■ Stated exercise: Output only the lines that run from the line holding "Give me a plain-text" to the end of the entries, both ends included, and skip the pictures.

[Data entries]
----

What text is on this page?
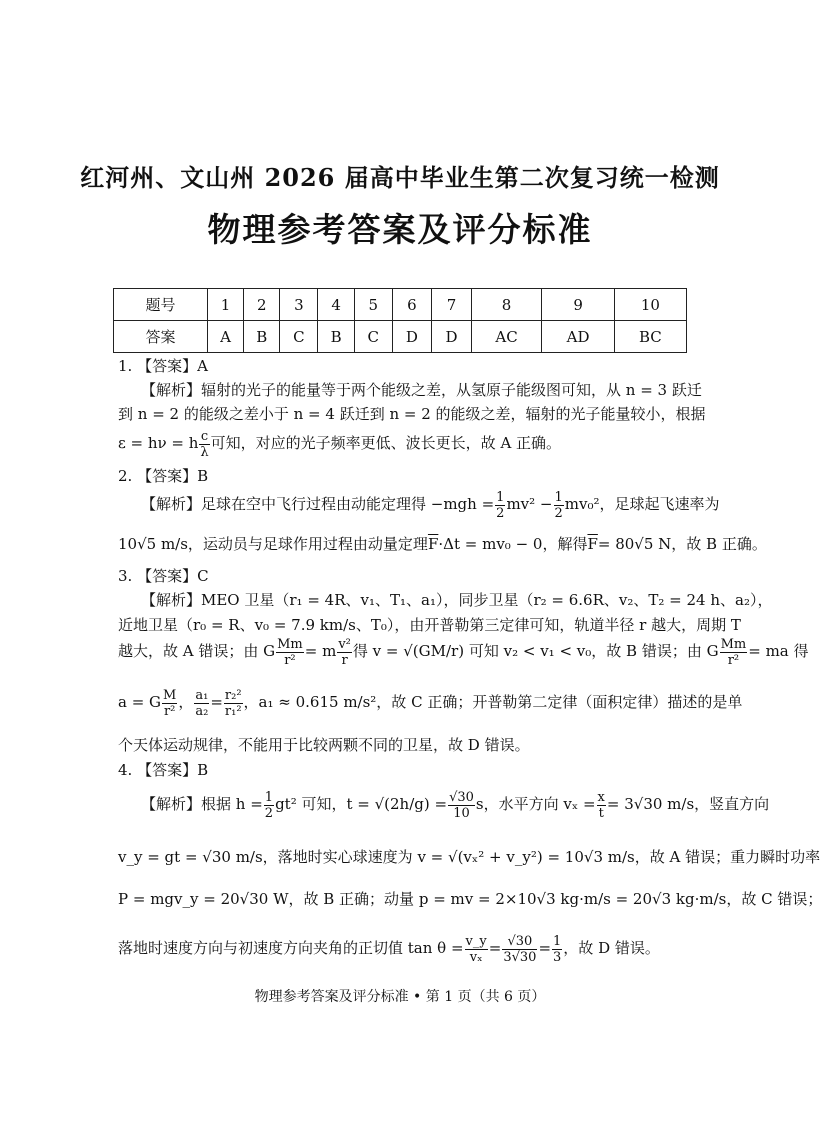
红河州、文山州 2026 届高中毕业生第二次复习统一检测
物理参考答案及评分标准
题号	1	2	3	4	5	6	7	8	9	10
答案	A	B	C	B	C	D	D	AC	AD	BC
1. 【答案】A
【解析】辐射的光子的能量等于两个能级之差，从氢原子能级图可知，从 n = 3 跃迁
到 n = 2 的能级之差小于 n = 4 跃迁到 n = 2 的能级之差，辐射的光子能量较小，根据
ε = hν = h $\frac{c}{\lambda}$ 可知，对应的光子频率更低、波长更长，故 A 正确。
2. 【答案】B
【解析】足球在空中飞行过程由动能定理得 $-mgh = \frac{1}{2} mv^2 - \frac{1}{2} mv_0^2$，足球起飞速率为
10√5 m/s，运动员与足球作用过程由动量定理$\overline{F}\cdot\Delta t = mv_0 - 0$，解得$\overline{F}= 80√5$ N，故 B 正确。
3. 【答案】C
【解析】MEO 卫星（r₁ = 4R、v₁、T₁、a₁），同步卫星（r₂ = 6.6R、v₂、T₂ = 24 h、a₂），
近地卫星（r₀ = R、v₀ = 7.9 km/s、T₀），由开普勒第三定律可知，轨道半径 r 越大，周期 T
越大，故 A 错误；由 G $\frac{Mm}{\text{r²}} = m \frac{\text{v²}}{r}$ 得 v = √(GM/r) 可知 v₂ < v₁ < v₀，故 B 错误；由 G $\frac{Mm}{\text{r²}}$ = ma 得
a = G $\frac{M}{\text{r²}}$ ， $\frac{\text{a₁}}{\text{a₂}} = \frac{\text{r₂²}}{\text{r₁²}}$ ，a₁ ≈ 0.615 m/s²，故 C 正确；开普勒第二定律（面积定律）描述的是单
个天体运动规律，不能用于比较两颗不同的卫星，故 D 错误。
4. 【答案】B
【解析】根据 $h = \frac{1}{2} gt^2$ 可知，$t = √(2h/g) = \frac{√30}{10}$ s，水平方向 $v_x = \frac{x}{t} = 3√30$ m/s，竖直方向
v_y = gt = √30 m/s，落地时实心球速度为 v = √(vₓ² + v_y²) = 10√3 m/s，故 A 错误；重力瞬时功率
P = mgv_y = 20√30 W，故 B 正确；动量 p = mv = 2×10√3 kg·m/s = 20√3 kg·m/s，故 C 错误；
落地时速度方向与初速度方向夹角的正切值 $\tan \theta = \frac{v\_y}{\text{vₓ}} = \frac{√30}{3√30} = \frac{1}{3}$ ，故 D 错误。
物理参考答案及评分标准 • 第 1 页（共 6 页）
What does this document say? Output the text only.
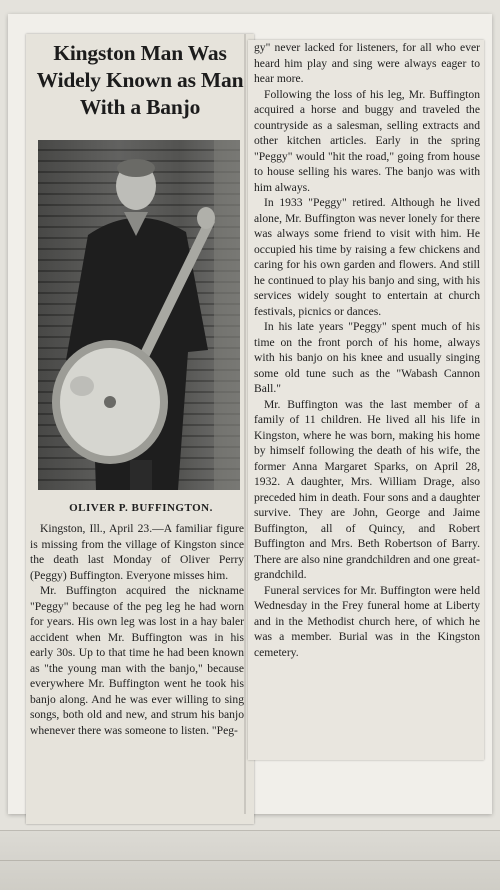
Kingston Man Was Widely Known as Man With a Banjo
OLIVER P. BUFFINGTON.

Kingston, Ill., April 23.—A familiar figure is missing from the village of Kingston since the death last Monday of Oliver Perry (Peggy) Buffington. Everyone misses him.

Mr. Buffington acquired the nickname "Peggy" because of the peg leg he had worn for years. His own leg was lost in a hay baler accident when Mr. Buffington was in his early 30s. Up to that time he had been known as "the young man with the banjo," because everywhere Mr. Buffington went he took his banjo along. And he was ever willing to sing songs, both old and new, and strum his banjo whenever there was someone to listen. "Peg-

gy" never lacked for listeners, for all who ever heard him play and sing were always eager to hear more.

Following the loss of his leg, Mr. Buffington acquired a horse and buggy and traveled the countryside as a salesman, selling extracts and other kitchen articles. Early in the spring "Peggy" would "hit the road," going from house to house selling his wares. The banjo was with him always.

In 1933 "Peggy" retired. Although he lived alone, Mr. Buffington was never lonely for there was always some friend to visit with him. He occupied his time by raising a few chickens and caring for his own garden and flowers. And still he continued to play his banjo and sing, with his services widely sought to entertain at church festivals, picnics or dances.

In his late years "Peggy" spent much of his time on the front porch of his home, always with his banjo on his knee and usually singing some old tune such as the "Wabash Cannon Ball."

Mr. Buffington was the last member of a family of 11 children. He lived all his life in Kingston, where he was born, making his home by himself following the death of his wife, the former Anna Margaret Sparks, on April 28, 1932. A daughter, Mrs. William Drage, also preceded him in death. Four sons and a daughter survive. They are John, George and Jaime Buffington, all of Quincy, and Robert Buffington and Mrs. Beth Robertson of Barry. There are also nine grandchildren and one great-grandchild.

Funeral services for Mr. Buffington were held Wednesday in the Frey funeral home at Liberty and in the Methodist church here, of which he was a member. Burial was in the Kingston cemetery.
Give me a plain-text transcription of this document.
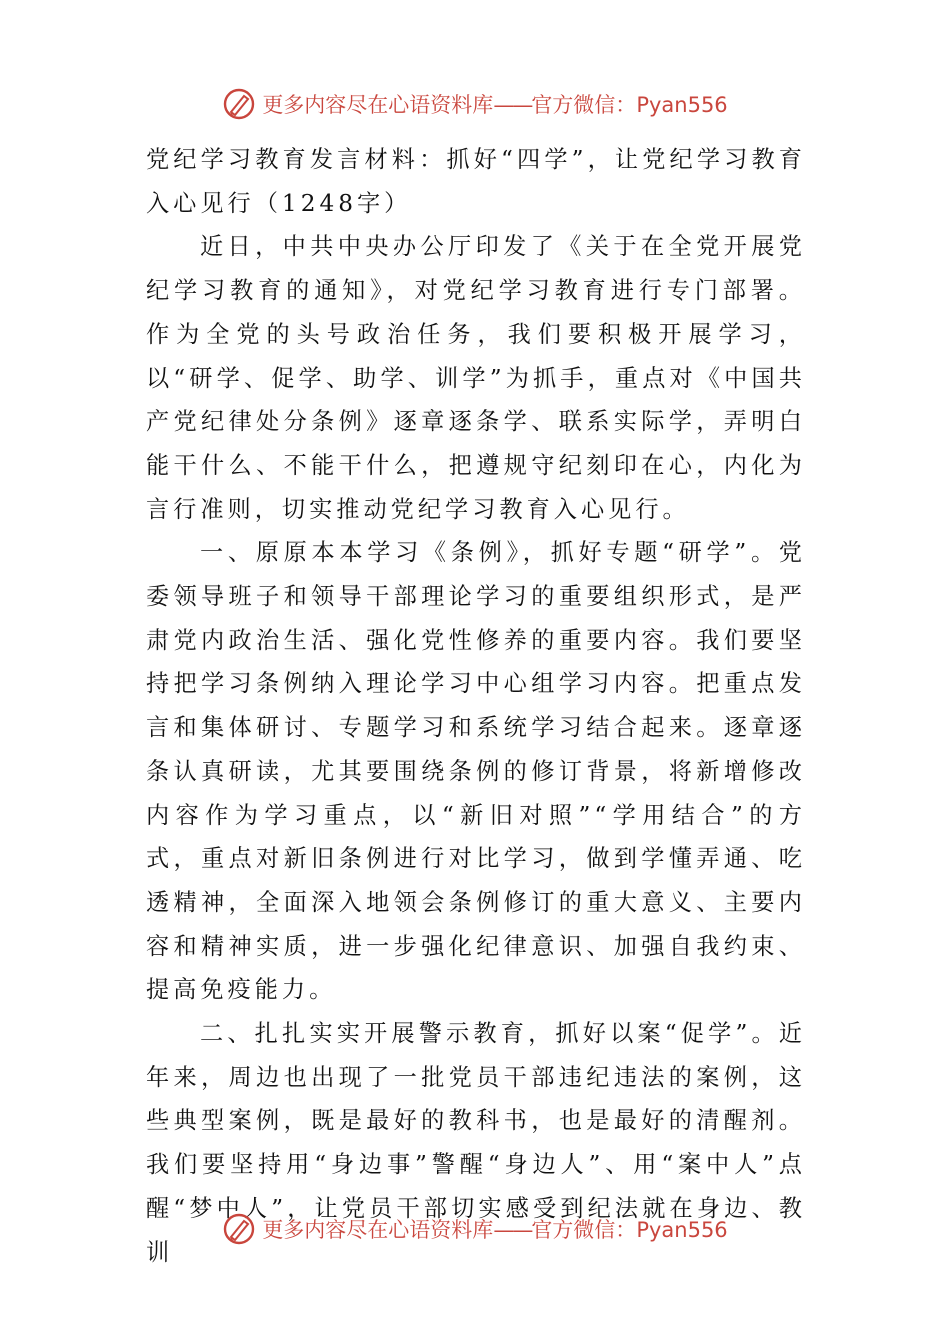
更多内容尽在心语资料库——官方微信：Pyan556

党纪学习教育发言材料：抓好“四学”，让党纪学习教育入心见行（1248字）

近日，中共中央办公厅印发了《关于在全党开展党纪学习教育的通知》，对党纪学习教育进行专门部署。作为全党的头号政治任务，我们要积极开展学习，以“研学、促学、助学、训学”为抓手，重点对《中国共产党纪律处分条例》逐章逐条学、联系实际学，弄明白能干什么、不能干什么，把遵规守纪刻印在心，内化为言行准则，切实推动党纪学习教育入心见行。

一、原原本本学习《条例》，抓好专题“研学”。党委领导班子和领导干部理论学习的重要组织形式，是严肃党内政治生活、强化党性修养的重要内容。我们要坚持把学习条例纳入理论学习中心组学习内容。把重点发言和集体研讨、专题学习和系统学习结合起来。逐章逐条认真研读，尤其要围绕条例的修订背景，将新增修改内容作为学习重点，以“新旧对照”“学用结合”的方式，重点对新旧条例进行对比学习，做到学懂弄通、吃透精神，全面深入地领会条例修订的重大意义、主要内容和精神实质，进一步强化纪律意识、加强自我约束、提高免疫能力。

二、扎扎实实开展警示教育，抓好以案“促学”。近年来，周边也出现了一批党员干部违纪违法的案例，这些典型案例，既是最好的教科书，也是最好的清醒剂。我们要坚持用“身边事”警醒“身边人”、用“案中人”点醒“梦中人”，让党员干部切实感受到纪法就在身边、教训

更多内容尽在心语资料库——官方微信：Pyan556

----

■ Answer below:
Give me a plain-text transcription of this document.
更多内容尽在心语资料库——官方微信：Pyan556

党纪学习教育发言材料：抓好“四学”，让党纪学习教育入心见行（1248字）

近日，中共中央办公厅印发了《关于在全党开展党纪学习教育的通知》，对党纪学习教育进行专门部署。作为全党的头号政治任务，我们要积极开展学习，以“研学、促学、助学、训学”为抓手，重点对《中国共产党纪律处分条例》逐章逐条学、联系实际学，弄明白能干什么、不能干什么，把遵规守纪刻印在心，内化为言行准则，切实推动党纪学习教育入心见行。

一、原原本本学习《条例》，抓好专题“研学”。党委领导班子和领导干部理论学习的重要组织形式，是严肃党内政治生活、强化党性修养的重要内容。我们要坚持把学习条例纳入理论学习中心组学习内容。把重点发言和集体研讨、专题学习和系统学习结合起来。逐章逐条认真研读，尤其要围绕条例的修订背景，将新增修改内容作为学习重点，以“新旧对照”“学用结合”的方式，重点对新旧条例进行对比学习，做到学懂弄通、吃透精神，全面深入地领会条例修订的重大意义、主要内容和精神实质，进一步强化纪律意识、加强自我约束、提高免疫能力。

二、扎扎实实开展警示教育，抓好以案“促学”。近年来，周边也出现了一批党员干部违纪违法的案例，这些典型案例，既是最好的教科书，也是最好的清醒剂。我们要坚持用“身边事”警醒“身边人”、用“案中人”点醒“梦中人”，让党员干部切实感受到纪法就在身边、教训

更多内容尽在心语资料库——官方微信：Pyan556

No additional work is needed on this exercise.